BEGIN ENTRIES SUPPLIED

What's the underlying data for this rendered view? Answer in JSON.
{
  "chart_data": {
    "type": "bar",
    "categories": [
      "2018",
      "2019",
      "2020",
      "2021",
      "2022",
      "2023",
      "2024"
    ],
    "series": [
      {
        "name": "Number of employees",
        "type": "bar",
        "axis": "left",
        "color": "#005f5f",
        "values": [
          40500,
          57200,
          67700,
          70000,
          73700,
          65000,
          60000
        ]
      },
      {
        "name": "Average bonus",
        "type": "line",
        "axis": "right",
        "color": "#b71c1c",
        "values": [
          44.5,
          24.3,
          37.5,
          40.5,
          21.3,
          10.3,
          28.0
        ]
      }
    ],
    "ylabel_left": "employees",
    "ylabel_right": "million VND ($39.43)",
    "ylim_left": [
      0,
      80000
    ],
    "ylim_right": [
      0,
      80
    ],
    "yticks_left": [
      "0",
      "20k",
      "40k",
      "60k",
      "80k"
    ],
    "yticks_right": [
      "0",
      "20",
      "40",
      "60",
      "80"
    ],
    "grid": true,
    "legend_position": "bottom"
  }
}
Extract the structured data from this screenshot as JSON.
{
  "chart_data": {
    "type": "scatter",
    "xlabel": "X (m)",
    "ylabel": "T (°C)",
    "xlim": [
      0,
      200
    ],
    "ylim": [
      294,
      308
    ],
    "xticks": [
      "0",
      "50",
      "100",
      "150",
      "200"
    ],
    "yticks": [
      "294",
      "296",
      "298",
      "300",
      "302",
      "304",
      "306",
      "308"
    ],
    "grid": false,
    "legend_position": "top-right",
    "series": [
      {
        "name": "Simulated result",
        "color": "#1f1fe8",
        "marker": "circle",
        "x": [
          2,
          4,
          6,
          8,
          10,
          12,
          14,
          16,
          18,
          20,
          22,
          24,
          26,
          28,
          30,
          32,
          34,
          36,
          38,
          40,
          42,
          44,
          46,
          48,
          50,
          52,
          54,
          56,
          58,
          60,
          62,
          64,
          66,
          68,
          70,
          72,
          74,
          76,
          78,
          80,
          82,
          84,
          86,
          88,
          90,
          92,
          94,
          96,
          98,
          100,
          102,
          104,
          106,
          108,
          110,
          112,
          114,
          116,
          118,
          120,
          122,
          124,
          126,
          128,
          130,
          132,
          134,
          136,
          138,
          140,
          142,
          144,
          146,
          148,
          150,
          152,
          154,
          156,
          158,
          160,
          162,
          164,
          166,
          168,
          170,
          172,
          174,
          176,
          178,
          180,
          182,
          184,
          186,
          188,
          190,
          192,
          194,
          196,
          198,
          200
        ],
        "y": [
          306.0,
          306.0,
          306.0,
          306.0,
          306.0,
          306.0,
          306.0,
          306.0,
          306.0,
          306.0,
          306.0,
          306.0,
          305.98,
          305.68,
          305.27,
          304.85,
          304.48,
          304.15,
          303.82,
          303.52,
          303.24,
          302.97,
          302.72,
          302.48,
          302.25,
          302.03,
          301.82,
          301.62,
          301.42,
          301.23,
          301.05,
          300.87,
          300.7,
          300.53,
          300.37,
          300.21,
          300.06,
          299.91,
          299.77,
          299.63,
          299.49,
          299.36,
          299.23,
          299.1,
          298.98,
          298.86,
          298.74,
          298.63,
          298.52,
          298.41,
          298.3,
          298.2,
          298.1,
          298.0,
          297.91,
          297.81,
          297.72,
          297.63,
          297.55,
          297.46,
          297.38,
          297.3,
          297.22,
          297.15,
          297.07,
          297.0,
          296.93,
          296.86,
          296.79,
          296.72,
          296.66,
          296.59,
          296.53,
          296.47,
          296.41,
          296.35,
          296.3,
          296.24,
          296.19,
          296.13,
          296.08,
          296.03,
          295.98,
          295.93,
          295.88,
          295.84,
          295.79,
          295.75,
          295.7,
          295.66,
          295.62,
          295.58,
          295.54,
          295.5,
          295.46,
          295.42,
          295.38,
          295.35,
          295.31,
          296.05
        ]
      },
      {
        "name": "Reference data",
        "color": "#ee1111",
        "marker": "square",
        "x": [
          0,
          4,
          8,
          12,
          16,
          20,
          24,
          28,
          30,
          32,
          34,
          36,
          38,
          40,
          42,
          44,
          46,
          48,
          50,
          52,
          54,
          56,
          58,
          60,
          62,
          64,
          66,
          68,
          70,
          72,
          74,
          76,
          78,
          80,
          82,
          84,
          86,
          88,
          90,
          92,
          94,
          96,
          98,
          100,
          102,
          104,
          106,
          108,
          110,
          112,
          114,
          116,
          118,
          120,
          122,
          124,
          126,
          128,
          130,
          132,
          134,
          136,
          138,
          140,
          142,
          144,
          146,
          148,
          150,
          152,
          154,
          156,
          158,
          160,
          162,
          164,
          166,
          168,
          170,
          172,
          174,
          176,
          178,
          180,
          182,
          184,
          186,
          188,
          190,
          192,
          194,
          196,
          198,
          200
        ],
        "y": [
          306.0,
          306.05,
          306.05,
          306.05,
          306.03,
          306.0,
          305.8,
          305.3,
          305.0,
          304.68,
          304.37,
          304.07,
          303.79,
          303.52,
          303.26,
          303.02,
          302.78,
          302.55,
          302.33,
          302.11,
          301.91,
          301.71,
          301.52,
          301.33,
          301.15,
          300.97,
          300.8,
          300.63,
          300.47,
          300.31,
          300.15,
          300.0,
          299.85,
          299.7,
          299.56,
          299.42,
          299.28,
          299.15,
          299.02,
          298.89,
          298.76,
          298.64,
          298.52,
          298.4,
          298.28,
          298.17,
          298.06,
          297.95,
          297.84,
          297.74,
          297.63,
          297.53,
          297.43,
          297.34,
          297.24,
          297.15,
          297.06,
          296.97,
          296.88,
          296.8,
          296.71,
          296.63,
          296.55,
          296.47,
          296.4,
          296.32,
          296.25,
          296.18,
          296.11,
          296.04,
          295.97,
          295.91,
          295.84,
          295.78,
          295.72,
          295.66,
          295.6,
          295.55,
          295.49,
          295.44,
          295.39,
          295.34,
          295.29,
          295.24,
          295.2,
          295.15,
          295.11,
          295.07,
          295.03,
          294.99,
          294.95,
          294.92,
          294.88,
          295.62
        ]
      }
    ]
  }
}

END ENTRIES SUPPLIED

● WHAT IS EXPECTED:
Every line above needs to be retyped exactly.

● COMPLETE ANSWER:
What's the underlying data for this rendered view? Answer in JSON.
{
  "chart_data": {
    "type": "bar",
    "categories": [
      "2018",
      "2019",
      "2020",
      "2021",
      "2022",
      "2023",
      "2024"
    ],
    "series": [
      {
        "name": "Number of employees",
        "type": "bar",
        "axis": "left",
        "color": "#005f5f",
        "values": [
          40500,
          57200,
          67700,
          70000,
          73700,
          65000,
          60000
        ]
      },
      {
        "name": "Average bonus",
        "type": "line",
        "axis": "right",
        "color": "#b71c1c",
        "values": [
          44.5,
          24.3,
          37.5,
          40.5,
          21.3,
          10.3,
          28.0
        ]
      }
    ],
    "ylabel_left": "employees",
    "ylabel_right": "million VND ($39.43)",
    "ylim_left": [
      0,
      80000
    ],
    "ylim_right": [
      0,
      80
    ],
    "yticks_left": [
      "0",
      "20k",
      "40k",
      "60k",
      "80k"
    ],
    "yticks_right": [
      "0",
      "20",
      "40",
      "60",
      "80"
    ],
    "grid": true,
    "legend_position": "bottom"
  }
}
Extract the structured data from this screenshot as JSON.
{
  "chart_data": {
    "type": "scatter",
    "xlabel": "X (m)",
    "ylabel": "T (°C)",
    "xlim": [
      0,
      200
    ],
    "ylim": [
      294,
      308
    ],
    "xticks": [
      "0",
      "50",
      "100",
      "150",
      "200"
    ],
    "yticks": [
      "294",
      "296",
      "298",
      "300",
      "302",
      "304",
      "306",
      "308"
    ],
    "grid": false,
    "legend_position": "top-right",
    "series": [
      {
        "name": "Simulated result",
        "color": "#1f1fe8",
        "marker": "circle",
        "x": [
          2,
          4,
          6,
          8,
          10,
          12,
          14,
          16,
          18,
          20,
          22,
          24,
          26,
          28,
          30,
          32,
          34,
          36,
          38,
          40,
          42,
          44,
          46,
          48,
          50,
          52,
          54,
          56,
          58,
          60,
          62,
          64,
          66,
          68,
          70,
          72,
          74,
          76,
          78,
          80,
          82,
          84,
          86,
          88,
          90,
          92,
          94,
          96,
          98,
          100,
          102,
          104,
          106,
          108,
          110,
          112,
          114,
          116,
          118,
          120,
          122,
          124,
          126,
          128,
          130,
          132,
          134,
          136,
          138,
          140,
          142,
          144,
          146,
          148,
          150,
          152,
          154,
          156,
          158,
          160,
          162,
          164,
          166,
          168,
          170,
          172,
          174,
          176,
          178,
          180,
          182,
          184,
          186,
          188,
          190,
          192,
          194,
          196,
          198,
          200
        ],
        "y": [
          306.0,
          306.0,
          306.0,
          306.0,
          306.0,
          306.0,
          306.0,
          306.0,
          306.0,
          306.0,
          306.0,
          306.0,
          305.98,
          305.68,
          305.27,
          304.85,
          304.48,
          304.15,
          303.82,
          303.52,
          303.24,
          302.97,
          302.72,
          302.48,
          302.25,
          302.03,
          301.82,
          301.62,
          301.42,
          301.23,
          301.05,
          300.87,
          300.7,
          300.53,
          300.37,
          300.21,
          300.06,
          299.91,
          299.77,
          299.63,
          299.49,
          299.36,
          299.23,
          299.1,
          298.98,
          298.86,
          298.74,
          298.63,
          298.52,
          298.41,
          298.3,
          298.2,
          298.1,
          298.0,
          297.91,
          297.81,
          297.72,
          297.63,
          297.55,
          297.46,
          297.38,
          297.3,
          297.22,
          297.15,
          297.07,
          297.0,
          296.93,
          296.86,
          296.79,
          296.72,
          296.66,
          296.59,
          296.53,
          296.47,
          296.41,
          296.35,
          296.3,
          296.24,
          296.19,
          296.13,
          296.08,
          296.03,
          295.98,
          295.93,
          295.88,
          295.84,
          295.79,
          295.75,
          295.7,
          295.66,
          295.62,
          295.58,
          295.54,
          295.5,
          295.46,
          295.42,
          295.38,
          295.35,
          295.31,
          296.05
        ]
      },
      {
        "name": "Reference data",
        "color": "#ee1111",
        "marker": "square",
        "x": [
          0,
          4,
          8,
          12,
          16,
          20,
          24,
          28,
          30,
          32,
          34,
          36,
          38,
          40,
          42,
          44,
          46,
          48,
          50,
          52,
          54,
          56,
          58,
          60,
          62,
          64,
          66,
          68,
          70,
          72,
          74,
          76,
          78,
          80,
          82,
          84,
          86,
          88,
          90,
          92,
          94,
          96,
          98,
          100,
          102,
          104,
          106,
          108,
          110,
          112,
          114,
          116,
          118,
          120,
          122,
          124,
          126,
          128,
          130,
          132,
          134,
          136,
          138,
          140,
          142,
          144,
          146,
          148,
          150,
          152,
          154,
          156,
          158,
          160,
          162,
          164,
          166,
          168,
          170,
          172,
          174,
          176,
          178,
          180,
          182,
          184,
          186,
          188,
          190,
          192,
          194,
          196,
          198,
          200
        ],
        "y": [
          306.0,
          306.05,
          306.05,
          306.05,
          306.03,
          306.0,
          305.8,
          305.3,
          305.0,
          304.68,
          304.37,
          304.07,
          303.79,
          303.52,
          303.26,
          303.02,
          302.78,
          302.55,
          302.33,
          302.11,
          301.91,
          301.71,
          301.52,
          301.33,
          301.15,
          300.97,
          300.8,
          300.63,
          300.47,
          300.31,
          300.15,
          300.0,
          299.85,
          299.7,
          299.56,
          299.42,
          299.28,
          299.15,
          299.02,
          298.89,
          298.76,
          298.64,
          298.52,
          298.4,
          298.28,
          298.17,
          298.06,
          297.95,
          297.84,
          297.74,
          297.63,
          297.53,
          297.43,
          297.34,
          297.24,
          297.15,
          297.06,
          296.97,
          296.88,
          296.8,
          296.71,
          296.63,
          296.55,
          296.47,
          296.4,
          296.32,
          296.25,
          296.18,
          296.11,
          296.04,
          295.97,
          295.91,
          295.84,
          295.78,
          295.72,
          295.66,
          295.6,
          295.55,
          295.49,
          295.44,
          295.39,
          295.34,
          295.29,
          295.24,
          295.2,
          295.15,
          295.11,
          295.07,
          295.03,
          294.99,
          294.95,
          294.92,
          294.88,
          295.62
        ]
      }
    ]
  }
}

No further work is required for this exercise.